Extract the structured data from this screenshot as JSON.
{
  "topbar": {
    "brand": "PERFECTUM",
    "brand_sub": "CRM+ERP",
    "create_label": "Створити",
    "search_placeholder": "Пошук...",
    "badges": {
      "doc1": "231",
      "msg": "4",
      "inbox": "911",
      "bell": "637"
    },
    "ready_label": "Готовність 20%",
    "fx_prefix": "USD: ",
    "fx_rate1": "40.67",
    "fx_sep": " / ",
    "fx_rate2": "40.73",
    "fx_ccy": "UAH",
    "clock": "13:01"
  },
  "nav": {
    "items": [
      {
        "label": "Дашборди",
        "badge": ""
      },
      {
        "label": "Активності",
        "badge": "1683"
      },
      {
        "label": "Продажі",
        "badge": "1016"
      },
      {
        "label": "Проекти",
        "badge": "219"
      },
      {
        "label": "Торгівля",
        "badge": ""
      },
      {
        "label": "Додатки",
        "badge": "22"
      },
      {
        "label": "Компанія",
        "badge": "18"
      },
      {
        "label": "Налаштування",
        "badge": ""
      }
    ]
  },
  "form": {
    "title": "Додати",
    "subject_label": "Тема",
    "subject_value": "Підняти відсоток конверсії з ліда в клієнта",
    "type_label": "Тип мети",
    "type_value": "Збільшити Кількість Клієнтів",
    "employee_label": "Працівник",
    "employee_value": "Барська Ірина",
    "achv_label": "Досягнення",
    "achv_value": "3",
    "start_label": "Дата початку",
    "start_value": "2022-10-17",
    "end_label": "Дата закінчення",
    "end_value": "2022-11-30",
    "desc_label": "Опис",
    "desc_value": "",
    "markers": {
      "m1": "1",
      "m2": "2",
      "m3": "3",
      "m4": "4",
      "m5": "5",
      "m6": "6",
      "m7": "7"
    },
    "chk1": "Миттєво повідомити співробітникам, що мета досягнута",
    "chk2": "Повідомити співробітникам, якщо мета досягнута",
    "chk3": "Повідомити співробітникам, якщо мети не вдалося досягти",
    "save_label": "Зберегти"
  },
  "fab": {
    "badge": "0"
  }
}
§ §
▶ _THE TASK_
Gather every line containing the word "співробітникам" and copy it.

▶ _WRITTEN RESPONSE_
    "chk1": "Миттєво повідомити співробітникам, що мета досягнута",
    "chk2": "Повідомити співробітникам, якщо мета досягнута",
    "chk3": "Повідомити співробітникам, якщо мети не вдалося досягти",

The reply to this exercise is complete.